*Problem requirements*
Look through the records that follow. Copy every line containing the word "shtml".

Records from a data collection

---------------

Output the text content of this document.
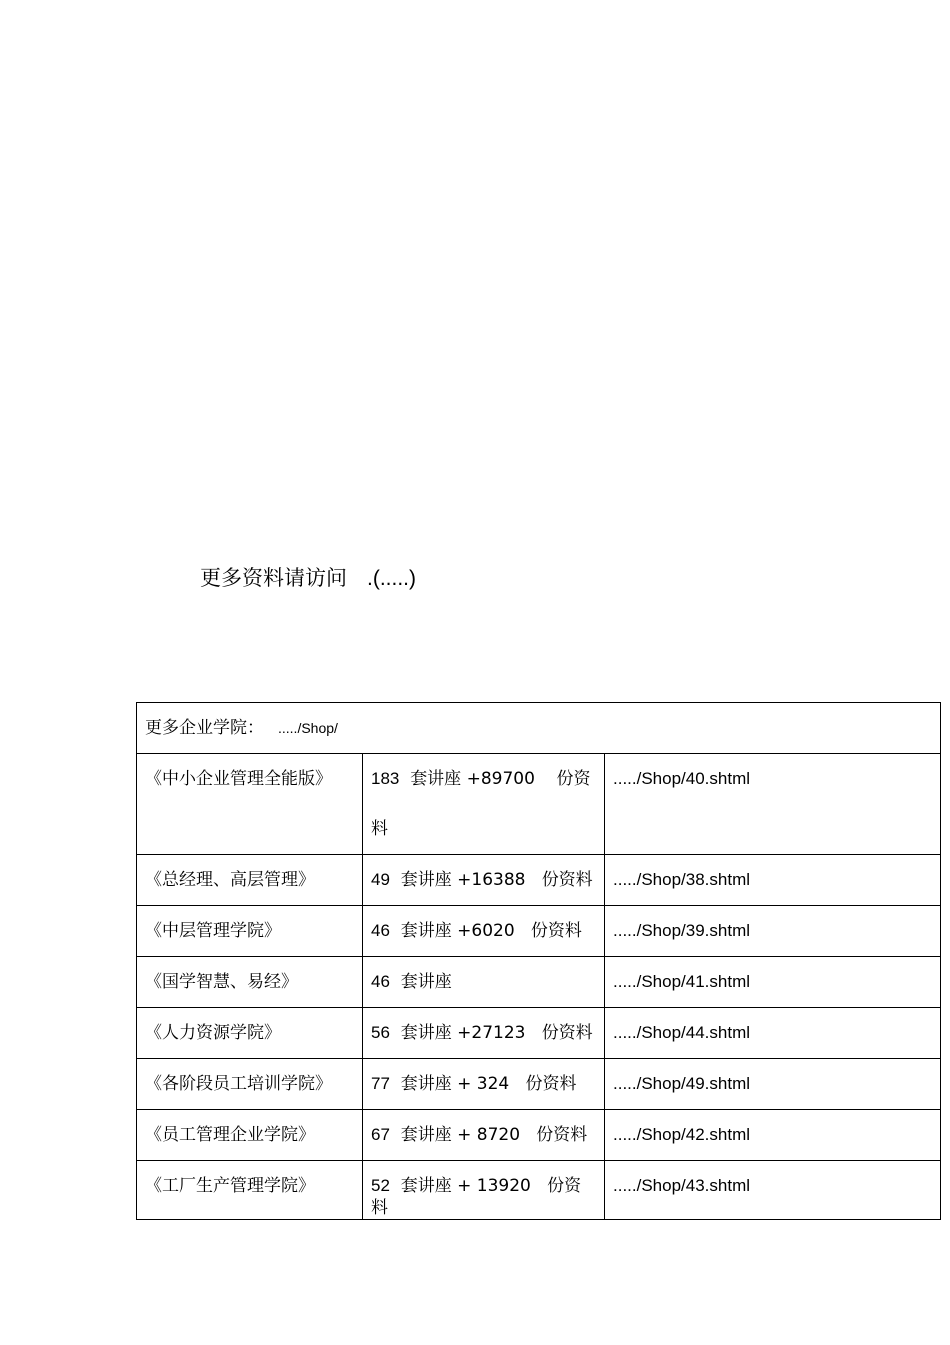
更多资料请访问 .(.....)
更多企业学院： ...../Shop/		
《中小企业管理全能版》	183 套讲座 +89700 份资料	...../Shop/40.shtml
《总经理、高层管理》	49 套讲座 +16388 份资料	...../Shop/38.shtml
《中层管理学院》	46 套讲座 +6020 份资料	...../Shop/39.shtml
《国学智慧、易经》	46 套讲座	...../Shop/41.shtml
《人力资源学院》	56 套讲座 +27123 份资料	...../Shop/44.shtml
《各阶段员工培训学院》	77 套讲座 + 324 份资料	...../Shop/49.shtml
《员工管理企业学院》	67 套讲座 + 8720 份资料	...../Shop/42.shtml
《工厂生产管理学院》	52 套讲座 + 13920 份资料	...../Shop/43.shtml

---------------

*Problem solution*
《中小企业管理全能版》	183 套讲座 +89700 份资料	...../Shop/40.shtml
《总经理、高层管理》	49 套讲座 +16388 份资料	...../Shop/38.shtml
《中层管理学院》	46 套讲座 +6020 份资料	...../Shop/39.shtml
《国学智慧、易经》	46 套讲座	...../Shop/41.shtml
《人力资源学院》	56 套讲座 +27123 份资料	...../Shop/44.shtml
《各阶段员工培训学院》	77 套讲座 + 324 份资料	...../Shop/49.shtml
《员工管理企业学院》	67 套讲座 + 8720 份资料	...../Shop/42.shtml
《工厂生产管理学院》	52 套讲座 + 13920 份资料	...../Shop/43.shtml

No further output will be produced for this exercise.